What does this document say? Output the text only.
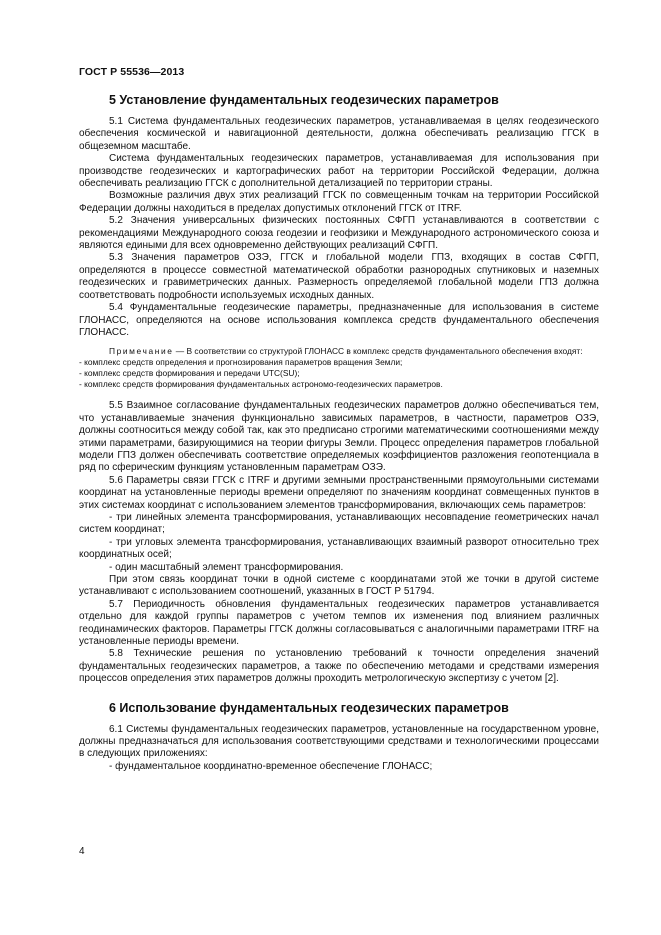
ГОСТ Р 55536—2013
5 Установление фундаментальных геодезических параметров

5.1 Система фундаментальных геодезических параметров, устанавливаемая в целях геодезического обеспечения космической и навигационной деятельности, должна обеспечивать реализацию ГГСК в общеземном масштабе.

Система фундаментальных геодезических параметров, устанавливаемая для использования при производстве геодезических и картографических работ на территории Российской Федерации, должна обеспечивать реализацию ГГСК с дополнительной детализацией по территории страны.

Возможные различия двух этих реализаций ГГСК по совмещенным точкам на территории Российской Федерации должны находиться в пределах допустимых отклонений ГГСК от ITRF.

5.2 Значения универсальных физических постоянных СФГП устанавливаются в соответствии с рекомендациями Международного союза геодезии и геофизики и Международного астрономического союза и являются едиными для всех одновременно действующих реализаций СФГП.

5.3 Значения параметров ОЗЭ, ГГСК и глобальной модели ГПЗ, входящих в состав СФГП, определяются в процессе совместной математической обработки разнородных спутниковых и наземных геодезических и гравиметрических данных. Размерность определяемой глобальной модели ГПЗ должна соответствовать подробности используемых исходных данных.

5.4 Фундаментальные геодезические параметры, предназначенные для использования в системе ГЛОНАСС, определяются на основе использования комплекса средств фундаментального обеспечения ГЛОНАСС.

Примечание — В соответствии со структурой ГЛОНАСС в комплекс средств фундаментального обеспечения входят:
- комплекс средств определения и прогнозирования параметров вращения Земли;
- комплекс средств формирования и передачи UTC(SU);
- комплекс средств формирования фундаментальных астрономо-геодезических параметров.

5.5 Взаимное согласование фундаментальных геодезических параметров должно обеспечиваться тем, что устанавливаемые значения функционально зависимых параметров, в частности, параметров ОЗЭ, должны соотноситься между собой так, как это предписано строгими математическими соотношениями между этими параметрами, базирующимися на теории фигуры Земли. Процесс определения параметров глобальной модели ГПЗ должен обеспечивать соответствие определяемых коэффициентов разложения геопотенциала в ряд по сферическим функциям установленным параметрам ОЗЭ.

5.6 Параметры связи ГГСК с ITRF и другими земными пространственными прямоугольными системами координат на установленные периоды времени определяют по значениям координат совмещенных пунктов в этих системах координат с использованием элементов трансформирования, включающих семь параметров:

- три линейных элемента трансформирования, устанавливающих несовпадение геометрических начал систем координат;

- три угловых элемента трансформирования, устанавливающих взаимный разворот относительно трех координатных осей;

- один масштабный элемент трансформирования.

При этом связь координат точки в одной системе с координатами этой же точки в другой системе устанавливают с использованием соотношений, указанных в ГОСТ Р 51794.

5.7 Периодичность обновления фундаментальных геодезических параметров устанавливается отдельно для каждой группы параметров с учетом темпов их изменения под влиянием различных геодинамических факторов. Параметры ГГСК должны согласовываться с аналогичными параметрами ITRF на установленные периоды времени.

5.8 Технические решения по установлению требований к точности определения значений фундаментальных геодезических параметров, а также по обеспечению методами и средствами измерения процессов определения этих параметров должны проходить метрологическую экспертизу с учетом [2].

6 Использование фундаментальных геодезических параметров

6.1 Системы фундаментальных геодезических параметров, установленные на государственном уровне, должны предназначаться для использования соответствующими средствами и технологическими процессами в следующих приложениях:

- фундаментальное координатно-временное обеспечение ГЛОНАСС;

4
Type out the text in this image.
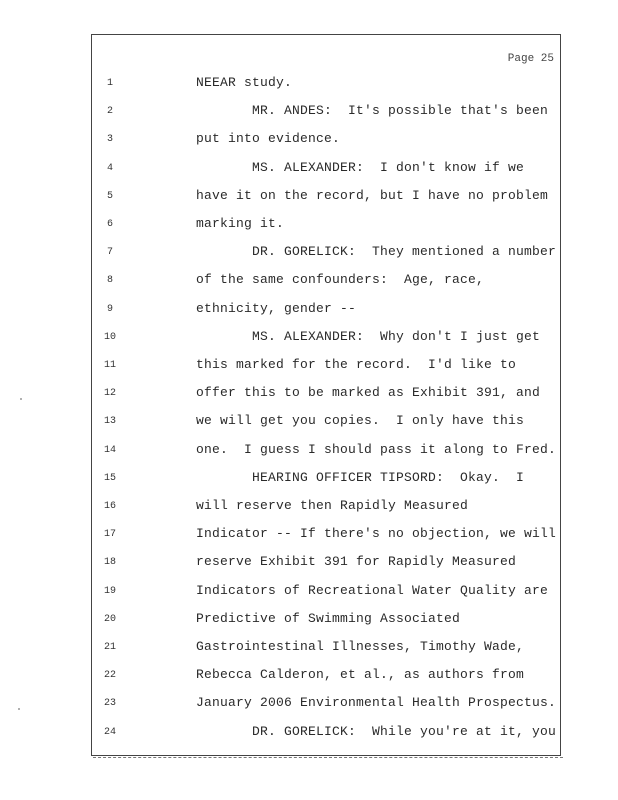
Page 25
1	NEEAR study.
2	MR. ANDES:  It's possible that's been
3	put into evidence.
4	MS. ALEXANDER:  I don't know if we
5	have it on the record, but I have no problem
6	marking it.
7	DR. GORELICK:  They mentioned a number
8	of the same confounders:  Age, race,
9	ethnicity, gender --
10	MS. ALEXANDER:  Why don't I just get
11	this marked for the record.  I'd like to
12	offer this to be marked as Exhibit 391, and
13	we will get you copies.  I only have this
14	one.  I guess I should pass it along to Fred.
15	HEARING OFFICER TIPSORD:  Okay.  I
16	will reserve then Rapidly Measured
17	Indicator -- If there's no objection, we will
18	reserve Exhibit 391 for Rapidly Measured
19	Indicators of Recreational Water Quality are
20	Predictive of Swimming Associated
21	Gastrointestinal Illnesses, Timothy Wade,
22	Rebecca Calderon, et al., as authors from
23	January 2006 Environmental Health Prospectus.
24	DR. GORELICK:  While you're at it, you
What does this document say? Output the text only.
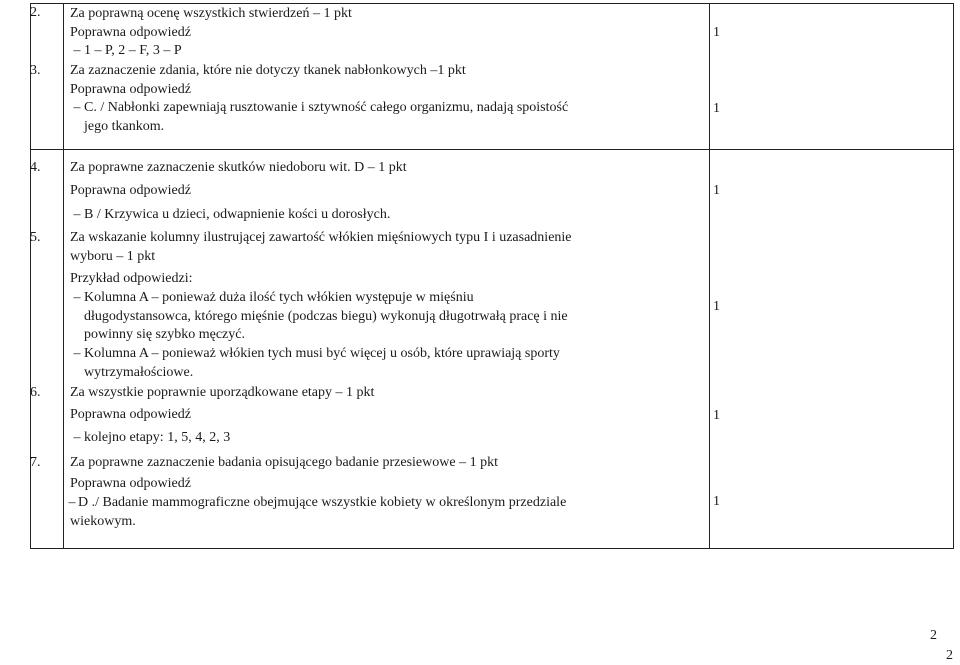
2. Za poprawną ocenę wszystkich stwierdzeń – 1 pkt
Poprawna odpowiedź
– 1 – P, 2 – F, 3 – P
1
3. Za zaznaczenie zdania, które nie dotyczy tkanek nabłonkowych –1 pkt
Poprawna odpowiedź
– C. / Nabłonki zapewniają rusztowanie i sztywność całego organizmu, nadają spoistość
jego tkankom.
1
4. Za poprawne zaznaczenie skutków niedoboru wit. D – 1 pkt
Poprawna odpowiedź
– B / Krzywica u dzieci, odwapnienie kości u dorosłych.
1
5. Za wskazanie kolumny ilustrującej zawartość włókien mięśniowych typu I i uzasadnienie
wyboru – 1 pkt
Przykład odpowiedzi:
– Kolumna A – ponieważ duża ilość tych włókien występuje w mięśniu
długodystansowca, którego mięśnie (podczas biegu) wykonują długotrwałą pracę i nie
powinny się szybko męczyć.
– Kolumna A – ponieważ włókien tych musi być więcej u osób, które uprawiają sporty
wytrzymałościowe.
1
6. Za wszystkie poprawnie uporządkowane etapy – 1 pkt
Poprawna odpowiedź
– kolejno etapy: 1, 5, 4, 2, 3
1
7. Za poprawne zaznaczenie badania opisującego badanie przesiewowe – 1 pkt
Poprawna odpowiedź
– D ./ Badanie mammograficzne obejmujące wszystkie kobiety w określonym przedziale
wiekowym.
1
2
2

_ _ _ _ _

#### Work required
Copy each line of the listing in which the word "ponieważ" can be found.

#### Output for this task
– Kolumna A – ponieważ duża ilość tych włókien występuje w mięśniu
– Kolumna A – ponieważ włókien tych musi być więcej u osób, które uprawiają sporty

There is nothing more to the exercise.